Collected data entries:
/---
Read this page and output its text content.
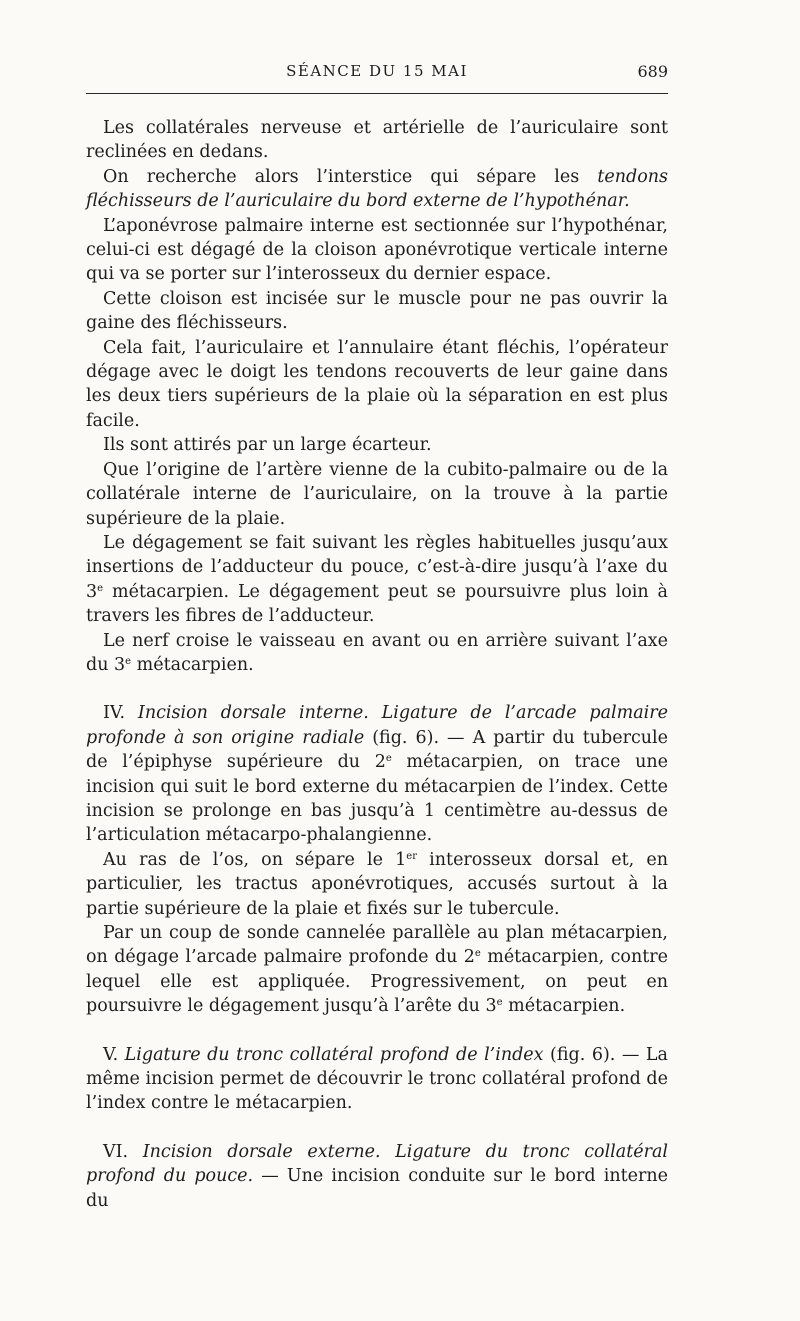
SÉANCE DU 15 MAI	689

Les collatérales nerveuse et artérielle de l’auriculaire sont reclinées en dedans.

On recherche alors l’interstice qui sépare les tendons fléchisseurs de l’auriculaire du bord externe de l’hypothénar.

L’aponévrose palmaire interne est sectionnée sur l’hypothénar, celui-ci est dégagé de la cloison aponévrotique verticale interne qui va se porter sur l’interosseux du dernier espace.

Cette cloison est incisée sur le muscle pour ne pas ouvrir la gaine des fléchisseurs.

Cela fait, l’auriculaire et l’annulaire étant fléchis, l’opérateur dégage avec le doigt les tendons recouverts de leur gaine dans les deux tiers supérieurs de la plaie où la séparation en est plus facile.

Ils sont attirés par un large écarteur.

Que l’origine de l’artère vienne de la cubito-palmaire ou de la collatérale interne de l’auriculaire, on la trouve à la partie supérieure de la plaie.

Le dégagement se fait suivant les règles habituelles jusqu’aux insertions de l’adducteur du pouce, c’est-à-dire jusqu’à l’axe du 3e métacarpien. Le dégagement peut se poursuivre plus loin à travers les fibres de l’adducteur.

Le nerf croise le vaisseau en avant ou en arrière suivant l’axe du 3e métacarpien.

IV. Incision dorsale interne. Ligature de l’arcade palmaire profonde à son origine radiale (fig. 6). — A partir du tubercule de l’épiphyse supérieure du 2e métacarpien, on trace une incision qui suit le bord externe du métacarpien de l’index. Cette incision se prolonge en bas jusqu’à 1 centimètre au-dessus de l’articulation métacarpo-phalangienne.

Au ras de l’os, on sépare le 1er interosseux dorsal et, en particulier, les tractus aponévrotiques, accusés surtout à la partie supérieure de la plaie et fixés sur le tubercule.

Par un coup de sonde cannelée parallèle au plan métacarpien, on dégage l’arcade palmaire profonde du 2e métacarpien, contre lequel elle est appliquée. Progressivement, on peut en poursuivre le dégagement jusqu’à l’arête du 3e métacarpien.

V. Ligature du tronc collatéral profond de l’index (fig. 6). — La même incision permet de découvrir le tronc collatéral profond de l’index contre le métacarpien.

VI. Incision dorsale externe. Ligature du tronc collatéral profond du pouce. — Une incision conduite sur le bord interne du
\---
Prompt – Ignore the images and quote every line of the listing exactly.

The response –
Read this page and output its text content.
SÉANCE DU 15 MAI	689

Les collatérales nerveuse et artérielle de l’auriculaire sont reclinées en dedans.

On recherche alors l’interstice qui sépare les tendons fléchisseurs de l’auriculaire du bord externe de l’hypothénar.

L’aponévrose palmaire interne est sectionnée sur l’hypothénar, celui-ci est dégagé de la cloison aponévrotique verticale interne qui va se porter sur l’interosseux du dernier espace.

Cette cloison est incisée sur le muscle pour ne pas ouvrir la gaine des fléchisseurs.

Cela fait, l’auriculaire et l’annulaire étant fléchis, l’opérateur dégage avec le doigt les tendons recouverts de leur gaine dans les deux tiers supérieurs de la plaie où la séparation en est plus facile.

Ils sont attirés par un large écarteur.

Que l’origine de l’artère vienne de la cubito-palmaire ou de la collatérale interne de l’auriculaire, on la trouve à la partie supérieure de la plaie.

Le dégagement se fait suivant les règles habituelles jusqu’aux insertions de l’adducteur du pouce, c’est-à-dire jusqu’à l’axe du 3e métacarpien. Le dégagement peut se poursuivre plus loin à travers les fibres de l’adducteur.

Le nerf croise le vaisseau en avant ou en arrière suivant l’axe du 3e métacarpien.

IV. Incision dorsale interne. Ligature de l’arcade palmaire profonde à son origine radiale (fig. 6). — A partir du tubercule de l’épiphyse supérieure du 2e métacarpien, on trace une incision qui suit le bord externe du métacarpien de l’index. Cette incision se prolonge en bas jusqu’à 1 centimètre au-dessus de l’articulation métacarpo-phalangienne.

Au ras de l’os, on sépare le 1er interosseux dorsal et, en particulier, les tractus aponévrotiques, accusés surtout à la partie supérieure de la plaie et fixés sur le tubercule.

Par un coup de sonde cannelée parallèle au plan métacarpien, on dégage l’arcade palmaire profonde du 2e métacarpien, contre lequel elle est appliquée. Progressivement, on peut en poursuivre le dégagement jusqu’à l’arête du 3e métacarpien.

V. Ligature du tronc collatéral profond de l’index (fig. 6). — La même incision permet de découvrir le tronc collatéral profond de l’index contre le métacarpien.

VI. Incision dorsale externe. Ligature du tronc collatéral profond du pouce. — Une incision conduite sur le bord interne du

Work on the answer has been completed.